== Provided material ==

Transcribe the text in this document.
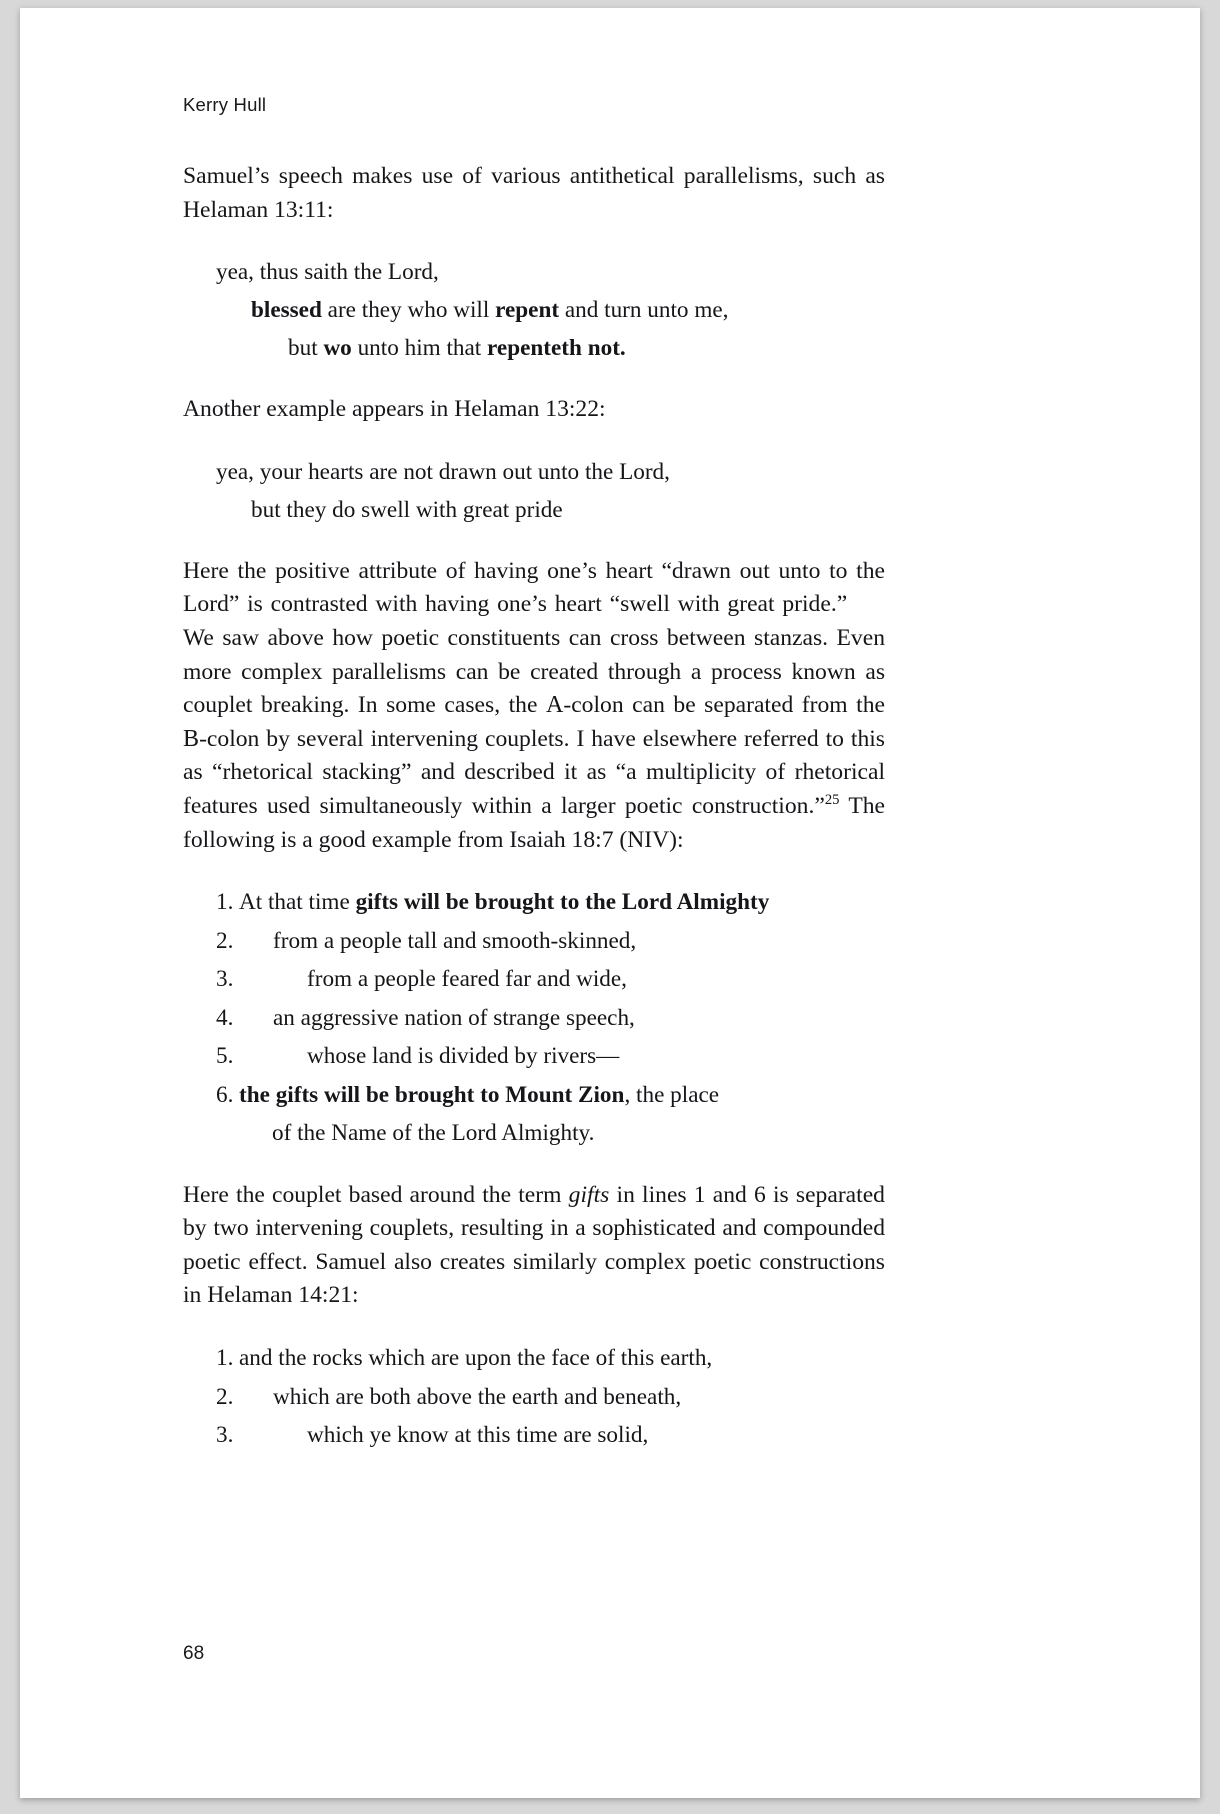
Kerry Hull

Samuel’s speech makes use of various antithetical parallelisms, such as Helaman 13:11:

yea, thus saith the Lord,
blessed are they who will repent and turn unto me,
but wo unto him that repenteth not.

Another example appears in Helaman 13:22:

yea, your hearts are not drawn out unto the Lord,
but they do swell with great pride
Here the positive attribute of having one’s heart “drawn out unto to the Lord” is contrasted with having one’s heart “swell with great pride.” We saw above how poetic constituents can cross between stanzas. Even more complex parallelisms can be created through a process known as couplet breaking. In some cases, the A-colon can be separated from the B-colon by several intervening couplets. I have elsewhere referred to this as “rhetorical stacking” and described it as “a multiplicity of rhetorical features used simultaneously within a larger poetic construction.”$^{25}$ The following is a good example from Isaiah 18:7 (NIV):
1. At that time gifts will be brought to the Lord Almighty
2.	from a people tall and smooth-skinned,
3.	from a people feared far and wide,
4.	an aggressive nation of strange speech,
5.	whose land is divided by rivers—
6. the gifts will be brought to Mount Zion, the place
of the Name of the Lord Almighty.
Here the couplet based around the term gifts in lines 1 and 6 is separated by two intervening couplets, resulting in a sophisticated and compounded poetic effect. Samuel also creates similarly complex poetic constructions in Helaman 14:21:
1. and the rocks which are upon the face of this earth,
2.	which are both above the earth and beneath,
3.	which ye know at this time are solid,
68
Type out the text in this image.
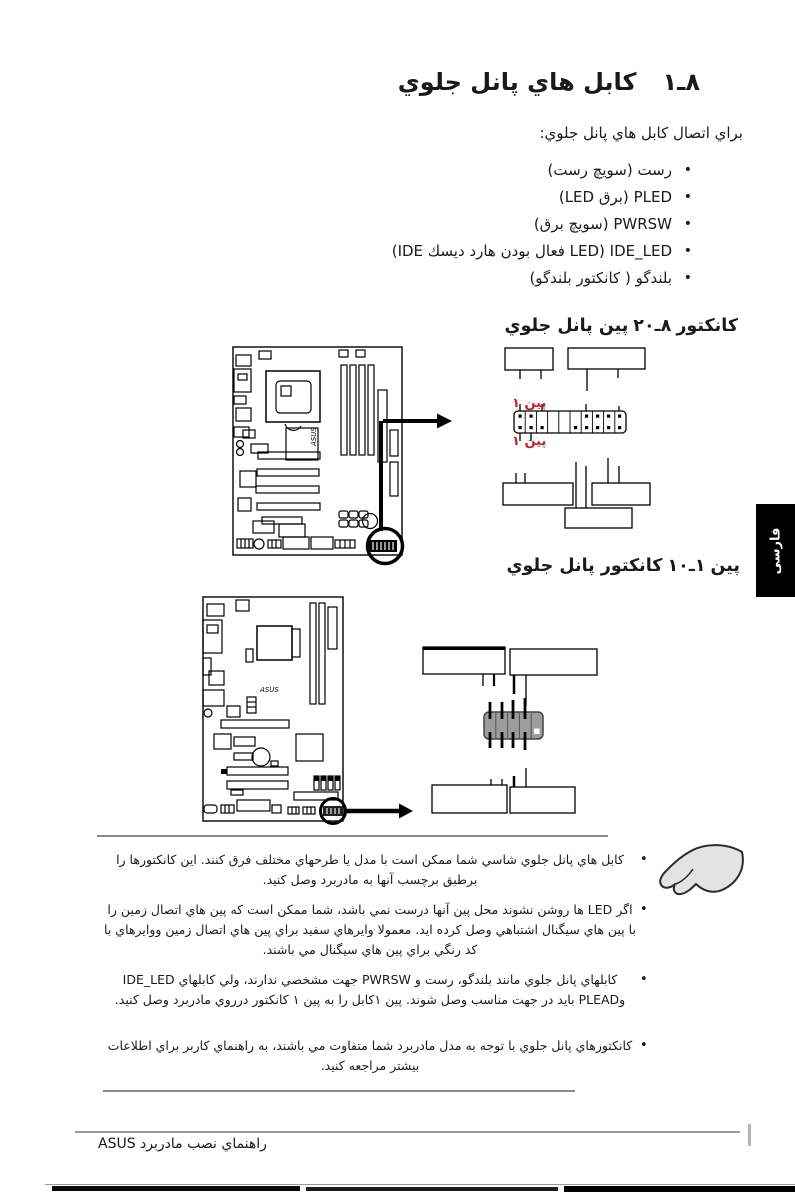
ASUS
پين ١
پين ١
ASUS
١ـ٨كابل هاي پانل جلوي
براي اتصال كابل هاي پانل جلوي:
•
رست (سويچ رست)
•
PLED (برق LED)
•
PWRSW (سويچ برق)
•
IDE_LED (‏LED فعال بودن هارد ديسك IDE)
•
بلندگو ( كانكتور بلندگو)
كانكتور٢٠ـ٨پين پانل جلوي
پين١٠ـ١كانكتور پانل جلوي
•
كابل هاي پانل جلوي شاسي شما ممكن است با مدل يا طرحهاي مختلف فرق كنند. اين كانكتورها را برطبق برچسب آنها به مادربرد وصل كنيد.
•
اگر LED ها روشن نشوند محل پين آنها درست نمي باشد، شما ممكن است كه پين هاي اتصال زمين را با پين هاي سيگنال اشتباهي وصل كرده ايد. معمولا وايرهاي سفيد براي پين هاي اتصال زمين ووايرهاي با كد رنگي براي پين هاي سيگنال مي باشند.
•
كابلهاي پانل جلوي مانند بلندگو، رست و PWRSW جهت مشخصي ندارند، ولي كابلهاي IDE_LED وPLEAD بايد در جهت مناسب وصل شوند. پين ١كابل را به پين ١ كانكتور درروي مادربرد وصل كنيد.
•
كانكتورهاي پانل جلوي با توجه به مدل مادربرد شما متفاوت مي باشند، به راهنماي كاربر براي اطلاعات بيشتر مراجعه كنيد.
فارسی
راهنماي نصب مادربرد ASUS
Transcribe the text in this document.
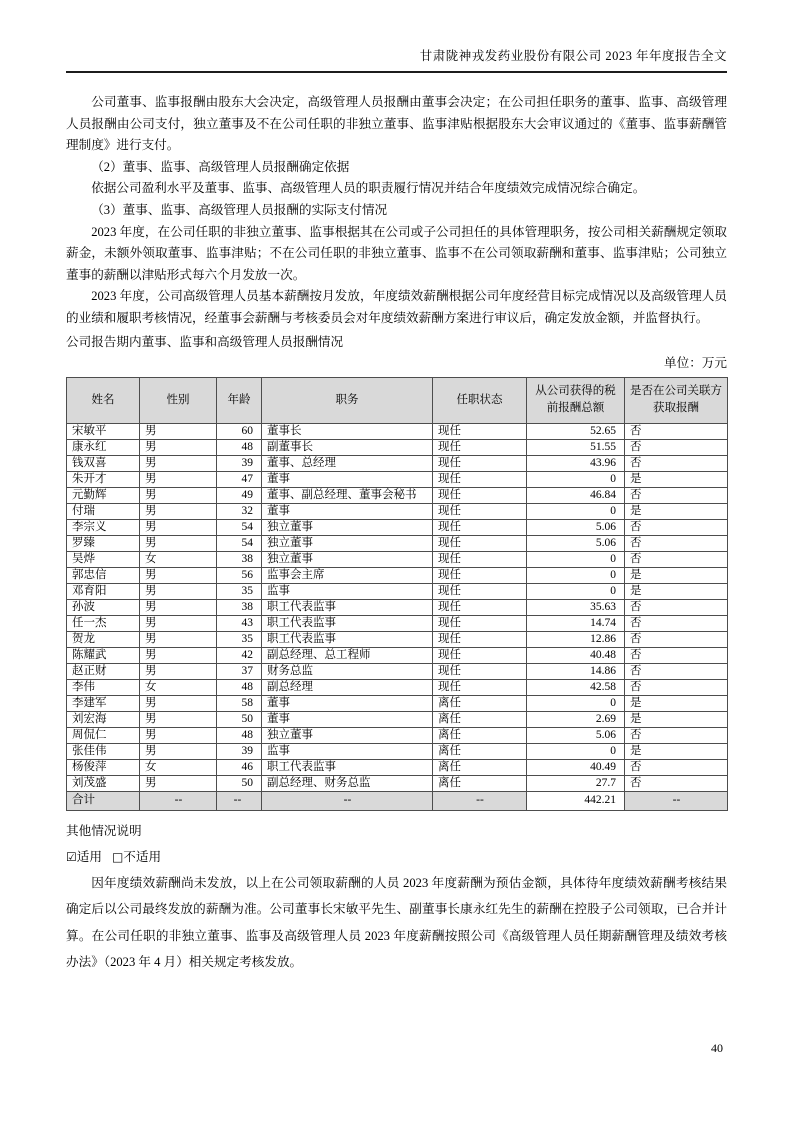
甘肃陇神戎发药业股份有限公司 2023 年年度报告全文

公司董事、监事报酬由股东大会决定，高级管理人员报酬由董事会决定；在公司担任职务的董事、监事、高级管理人员报酬由公司支付，独立董事及不在公司任职的非独立董事、监事津贴根据股东大会审议通过的《董事、监事薪酬管理制度》进行支付。

（2）董事、监事、高级管理人员报酬确定依据

依据公司盈利水平及董事、监事、高级管理人员的职责履行情况并结合年度绩效完成情况综合确定。

（3）董事、监事、高级管理人员报酬的实际支付情况

2023 年度，在公司任职的非独立董事、监事根据其在公司或子公司担任的具体管理职务，按公司相关薪酬规定领取薪金，未额外领取董事、监事津贴；不在公司任职的非独立董事、监事不在公司领取薪酬和董事、监事津贴；公司独立董事的薪酬以津贴形式每六个月发放一次。

2023 年度，公司高级管理人员基本薪酬按月发放，年度绩效薪酬根据公司年度经营目标完成情况以及高级管理人员的业绩和履职考核情况，经董事会薪酬与考核委员会对年度绩效薪酬方案进行审议后，确定发放金额，并监督执行。

公司报告期内董事、监事和高级管理人员报酬情况

单位：万元

姓名	性别	年龄	职务	任职状态	从公司获得的税前报酬总额	是否在公司关联方获取报酬
宋敏平	男	60	董事长	现任	52.65	否
康永红	男	48	副董事长	现任	51.55	否
钱双喜	男	39	董事、总经理	现任	43.96	否
朱开才	男	47	董事	现任	0	是
元勤辉	男	49	董事、副总经理、董事会秘书	现任	46.84	否
付瑞	男	32	董事	现任	0	是
李宗义	男	54	独立董事	现任	5.06	否
罗臻	男	54	独立董事	现任	5.06	否
吴烨	女	38	独立董事	现任	0	否
郭忠信	男	56	监事会主席	现任	0	是
邓育阳	男	35	监事	现任	0	是
孙波	男	38	职工代表监事	现任	35.63	否
任一杰	男	43	职工代表监事	现任	14.74	否
贺龙	男	35	职工代表监事	现任	12.86	否
陈耀武	男	42	副总经理、总工程师	现任	40.48	否
赵正财	男	37	财务总监	现任	14.86	否
李伟	女	48	副总经理	现任	42.58	否
李建军	男	58	董事	离任	0	是
刘宏海	男	50	董事	离任	2.69	是
周侃仁	男	48	独立董事	离任	5.06	否
张佳伟	男	39	监事	离任	0	是
杨俊萍	女	46	职工代表监事	离任	40.49	否
刘茂盛	男	50	副总经理、财务总监	离任	27.7	否
合计	--	--	--	--	442.21	--

其他情况说明

☑适用 □不适用

因年度绩效薪酬尚未发放，以上在公司领取薪酬的人员 2023 年度薪酬为预估金额，具体待年度绩效薪酬考核结果确定后以公司最终发放的薪酬为准。公司董事长宋敏平先生、副董事长康永红先生的薪酬在控股子公司领取，已合并计算。在公司任职的非独立董事、监事及高级管理人员 2023 年度薪酬按照公司《高级管理人员任期薪酬管理及绩效考核办法》（2023 年 4 月）相关规定考核发放。

40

===

Transcribe the listing in full and omit the pictures.

**The solution**
Transcribe the text in this document.
Kerry Hull

Samuel’s speech makes use of various antithetical parallelisms, such as Helaman 13:11:

yea, thus saith the Lord,
blessed are they who will repent and turn unto me,
but wo unto him that repenteth not.

Another example appears in Helaman 13:22:

yea, your hearts are not drawn out unto the Lord,
but they do swell with great pride
Here the positive attribute of having one’s heart “drawn out unto to the Lord” is contrasted with having one’s heart “swell with great pride.” We saw above how poetic constituents can cross between stanzas. Even more complex parallelisms can be created through a process known as couplet breaking. In some cases, the A-colon can be separated from the B-colon by several intervening couplets. I have elsewhere referred to this as “rhetorical stacking” and described it as “a multiplicity of rhetorical features used simultaneously within a larger poetic construction.”$^{25}$ The following is a good example from Isaiah 18:7 (NIV):
1. At that time gifts will be brought to the Lord Almighty
2.	from a people tall and smooth-skinned,
3.	from a people feared far and wide,
4.	an aggressive nation of strange speech,
5.	whose land is divided by rivers—
6. the gifts will be brought to Mount Zion, the place
of the Name of the Lord Almighty.
Here the couplet based around the term gifts in lines 1 and 6 is separated by two intervening couplets, resulting in a sophisticated and compounded poetic effect. Samuel also creates similarly complex poetic constructions in Helaman 14:21:
1. and the rocks which are upon the face of this earth,
2.	which are both above the earth and beneath,
3.	which ye know at this time are solid,
68
Type out the text in this image.
ASUS
پين ١
پين ١
ASUS
١ـ٨كابل هاي پانل جلوي
براي اتصال كابل هاي پانل جلوي:
•
رست (سويچ رست)
•
PLED (برق LED)
•
PWRSW (سويچ برق)
•
IDE_LED (‏LED فعال بودن هارد ديسك IDE)
•
بلندگو ( كانكتور بلندگو)
كانكتور٢٠ـ٨پين پانل جلوي
پين١٠ـ١كانكتور پانل جلوي
•
كابل هاي پانل جلوي شاسي شما ممكن است با مدل يا طرحهاي مختلف فرق كنند. اين كانكتورها را برطبق برچسب آنها به مادربرد وصل كنيد.
•
اگر LED ها روشن نشوند محل پين آنها درست نمي باشد، شما ممكن است كه پين هاي اتصال زمين را با پين هاي سيگنال اشتباهي وصل كرده ايد. معمولا وايرهاي سفيد براي پين هاي اتصال زمين ووايرهاي با كد رنگي براي پين هاي سيگنال مي باشند.
•
كابلهاي پانل جلوي مانند بلندگو، رست و PWRSW جهت مشخصي ندارند، ولي كابلهاي IDE_LED وPLEAD بايد در جهت مناسب وصل شوند. پين ١كابل را به پين ١ كانكتور درروي مادربرد وصل كنيد.
•
كانكتورهاي پانل جلوي با توجه به مدل مادربرد شما متفاوت مي باشند، به راهنماي كاربر براي اطلاعات بيشتر مراجعه كنيد.
فارسی
راهنماي نصب مادربرد ASUS
Transcribe the text in this document.
甘肃陇神戎发药业股份有限公司 2023 年年度报告全文

公司董事、监事报酬由股东大会决定，高级管理人员报酬由董事会决定；在公司担任职务的董事、监事、高级管理人员报酬由公司支付，独立董事及不在公司任职的非独立董事、监事津贴根据股东大会审议通过的《董事、监事薪酬管理制度》进行支付。

（2）董事、监事、高级管理人员报酬确定依据

依据公司盈利水平及董事、监事、高级管理人员的职责履行情况并结合年度绩效完成情况综合确定。

（3）董事、监事、高级管理人员报酬的实际支付情况

2023 年度，在公司任职的非独立董事、监事根据其在公司或子公司担任的具体管理职务，按公司相关薪酬规定领取薪金，未额外领取董事、监事津贴；不在公司任职的非独立董事、监事不在公司领取薪酬和董事、监事津贴；公司独立董事的薪酬以津贴形式每六个月发放一次。

2023 年度，公司高级管理人员基本薪酬按月发放，年度绩效薪酬根据公司年度经营目标完成情况以及高级管理人员的业绩和履职考核情况，经董事会薪酬与考核委员会对年度绩效薪酬方案进行审议后，确定发放金额，并监督执行。

公司报告期内董事、监事和高级管理人员报酬情况

单位：万元

姓名	性别	年龄	职务	任职状态	从公司获得的税前报酬总额	是否在公司关联方获取报酬
宋敏平	男	60	董事长	现任	52.65	否
康永红	男	48	副董事长	现任	51.55	否
钱双喜	男	39	董事、总经理	现任	43.96	否
朱开才	男	47	董事	现任	0	是
元勤辉	男	49	董事、副总经理、董事会秘书	现任	46.84	否
付瑞	男	32	董事	现任	0	是
李宗义	男	54	独立董事	现任	5.06	否
罗臻	男	54	独立董事	现任	5.06	否
吴烨	女	38	独立董事	现任	0	否
郭忠信	男	56	监事会主席	现任	0	是
邓育阳	男	35	监事	现任	0	是
孙波	男	38	职工代表监事	现任	35.63	否
任一杰	男	43	职工代表监事	现任	14.74	否
贺龙	男	35	职工代表监事	现任	12.86	否
陈耀武	男	42	副总经理、总工程师	现任	40.48	否
赵正财	男	37	财务总监	现任	14.86	否
李伟	女	48	副总经理	现任	42.58	否
李建军	男	58	董事	离任	0	是
刘宏海	男	50	董事	离任	2.69	是
周侃仁	男	48	独立董事	离任	5.06	否
张佳伟	男	39	监事	离任	0	是
杨俊萍	女	46	职工代表监事	离任	40.49	否
刘茂盛	男	50	副总经理、财务总监	离任	27.7	否
合计	--	--	--	--	442.21	--

其他情况说明

☑适用 □不适用

因年度绩效薪酬尚未发放，以上在公司领取薪酬的人员 2023 年度薪酬为预估金额，具体待年度绩效薪酬考核结果确定后以公司最终发放的薪酬为准。公司董事长宋敏平先生、副董事长康永红先生的薪酬在控股子公司领取，已合并计算。在公司任职的非独立董事、监事及高级管理人员 2023 年度薪酬按照公司《高级管理人员任期薪酬管理及绩效考核办法》（2023 年 4 月）相关规定考核发放。

40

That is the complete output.